--- start Data for this exercise ---
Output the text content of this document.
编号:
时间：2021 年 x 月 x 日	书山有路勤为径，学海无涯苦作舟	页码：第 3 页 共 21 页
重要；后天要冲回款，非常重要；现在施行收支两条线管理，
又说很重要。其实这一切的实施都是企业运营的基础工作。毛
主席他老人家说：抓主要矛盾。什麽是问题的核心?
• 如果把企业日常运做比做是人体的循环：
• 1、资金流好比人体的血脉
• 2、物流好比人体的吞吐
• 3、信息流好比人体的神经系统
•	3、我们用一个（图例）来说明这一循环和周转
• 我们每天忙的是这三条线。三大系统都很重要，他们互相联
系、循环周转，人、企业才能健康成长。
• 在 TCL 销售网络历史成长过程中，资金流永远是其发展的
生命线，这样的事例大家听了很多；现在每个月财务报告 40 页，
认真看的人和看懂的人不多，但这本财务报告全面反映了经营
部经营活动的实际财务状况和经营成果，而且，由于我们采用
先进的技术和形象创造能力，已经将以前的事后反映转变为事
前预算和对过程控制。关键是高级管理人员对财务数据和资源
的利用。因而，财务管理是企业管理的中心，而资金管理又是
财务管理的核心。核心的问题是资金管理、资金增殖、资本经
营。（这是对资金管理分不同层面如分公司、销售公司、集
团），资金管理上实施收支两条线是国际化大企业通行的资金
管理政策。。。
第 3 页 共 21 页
--- end Data for this exercise ---
Your instructions
Reproduce every record above exactly as it appears.

Worked solution
Output the text content of this document.
编号:
时间：2021 年 x 月 x 日	书山有路勤为径，学海无涯苦作舟	页码：第 3 页 共 21 页
重要；后天要冲回款，非常重要；现在施行收支两条线管理，
又说很重要。其实这一切的实施都是企业运营的基础工作。毛
主席他老人家说：抓主要矛盾。什麽是问题的核心?
• 如果把企业日常运做比做是人体的循环：
• 1、资金流好比人体的血脉
• 2、物流好比人体的吞吐
• 3、信息流好比人体的神经系统
•	3、我们用一个（图例）来说明这一循环和周转
• 我们每天忙的是这三条线。三大系统都很重要，他们互相联
系、循环周转，人、企业才能健康成长。
• 在 TCL 销售网络历史成长过程中，资金流永远是其发展的
生命线，这样的事例大家听了很多；现在每个月财务报告 40 页，
认真看的人和看懂的人不多，但这本财务报告全面反映了经营
部经营活动的实际财务状况和经营成果，而且，由于我们采用
先进的技术和形象创造能力，已经将以前的事后反映转变为事
前预算和对过程控制。关键是高级管理人员对财务数据和资源
的利用。因而，财务管理是企业管理的中心，而资金管理又是
财务管理的核心。核心的问题是资金管理、资金增殖、资本经
营。（这是对资金管理分不同层面如分公司、销售公司、集
团），资金管理上实施收支两条线是国际化大企业通行的资金
管理政策。。。
第 3 页 共 21 页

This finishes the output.